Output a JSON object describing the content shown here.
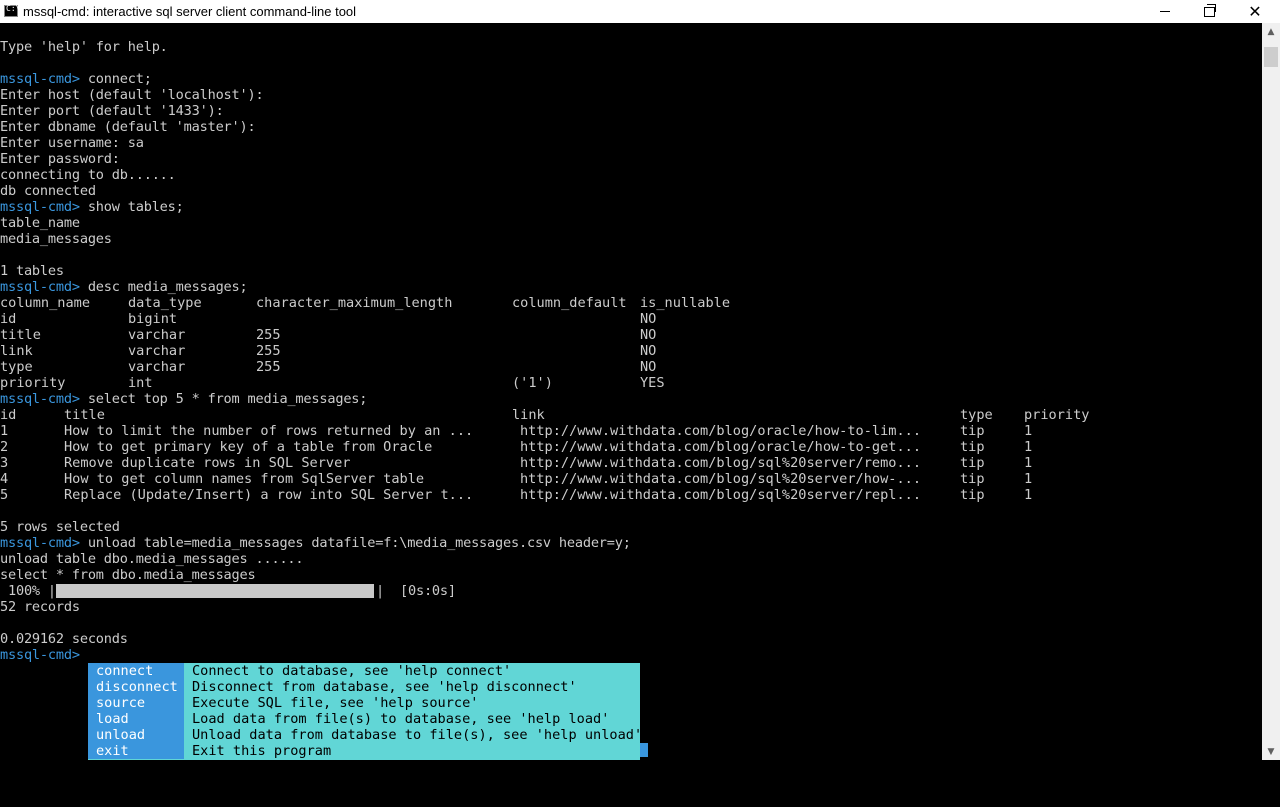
{
  "window": {
    "title": "mssql-cmd: interactive sql server client command-line tool",
    "icon_glyph": "C:\\",
    "icons": {
      "app": "console-icon",
      "minimize": "minimize-icon",
      "maximize": "maximize-icon",
      "close": "close-icon"
    }
  },
  "colors": {
    "background": "#000000",
    "text": "#cccccc",
    "prompt": "#3a96dd",
    "popup_bg": "#61d6d6",
    "popup_selected": "#3a96dd"
  },
  "prompt": "mssql-cmd>",
  "session": {
    "help_line": "Type 'help' for help.",
    "cmd_connect": " connect;",
    "host_prompt": "Enter host (default 'localhost'):",
    "port_prompt": "Enter port (default '1433'):",
    "dbname_prompt": "Enter dbname (default 'master'):",
    "username_prompt": "Enter username: sa",
    "password_prompt": "Enter password:",
    "connecting": "connecting to db......",
    "connected": "db connected",
    "cmd_show_tables": " show tables;",
    "show_tables_header": "table_name",
    "show_tables_row": "media_messages",
    "show_tables_count": "1 tables",
    "cmd_desc": " desc media_messages;",
    "cmd_select": " select top 5 * from media_messages;",
    "rows_selected": "5 rows selected",
    "cmd_unload": " unload table=media_messages datafile=f:\\media_messages.csv header=y;",
    "unload_status": "unload table dbo.media_messages ......",
    "unload_query": "select * from dbo.media_messages",
    "progress_percent": " 100% |",
    "progress_end": "|",
    "progress_time": "[0s:0s]",
    "progress_value": 1.0,
    "records": "52 records",
    "elapsed": "0.029162 seconds"
  },
  "desc_table": {
    "headers": [
      "column_name",
      "data_type",
      "character_maximum_length",
      "column_default",
      "is_nullable"
    ],
    "rows": [
      [
        "id",
        "bigint",
        "",
        "",
        "NO"
      ],
      [
        "title",
        "varchar",
        "255",
        "",
        "NO"
      ],
      [
        "link",
        "varchar",
        "255",
        "",
        "NO"
      ],
      [
        "type",
        "varchar",
        "255",
        "",
        "NO"
      ],
      [
        "priority",
        "int",
        "",
        "('1')",
        "YES"
      ]
    ]
  },
  "select_table": {
    "headers": [
      "id",
      "title",
      "link",
      "type",
      "priority"
    ],
    "rows": [
      [
        "1",
        "How to limit the number of rows returned by an ...",
        "http://www.withdata.com/blog/oracle/how-to-lim...",
        "tip",
        "1"
      ],
      [
        "2",
        "How to get primary key of a table from Oracle",
        "http://www.withdata.com/blog/oracle/how-to-get...",
        "tip",
        "1"
      ],
      [
        "3",
        "Remove duplicate rows in SQL Server",
        "http://www.withdata.com/blog/sql%20server/remo...",
        "tip",
        "1"
      ],
      [
        "4",
        "How to get column names from SqlServer table",
        "http://www.withdata.com/blog/sql%20server/how-...",
        "tip",
        "1"
      ],
      [
        "5",
        "Replace (Update/Insert) a row into SQL Server t...",
        "http://www.withdata.com/blog/sql%20server/repl...",
        "tip",
        "1"
      ]
    ]
  },
  "completion": [
    {
      "cmd": "connect",
      "desc": "Connect to database, see 'help connect'"
    },
    {
      "cmd": "disconnect",
      "desc": "Disconnect from database, see 'help disconnect'"
    },
    {
      "cmd": "source",
      "desc": "Execute SQL file, see 'help source'"
    },
    {
      "cmd": "load",
      "desc": "Load data from file(s) to database, see 'help load'"
    },
    {
      "cmd": "unload",
      "desc": "Unload data from database to file(s), see 'help unload'"
    },
    {
      "cmd": "exit",
      "desc": "Exit this program"
    }
  ],
  "scrollbar": {
    "up_glyph": "▲",
    "down_glyph": "▼"
  }
}
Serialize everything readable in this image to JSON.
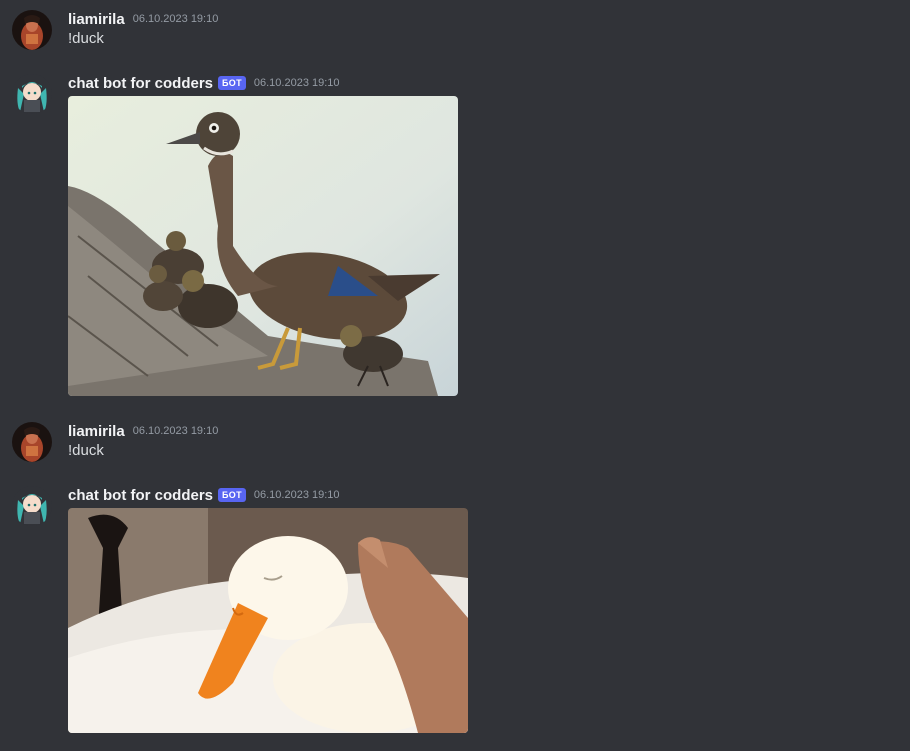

■ **What the exercise asks**:
Count how many lines of the listing above include "help" and report that number alone.

■ **The solution**:
6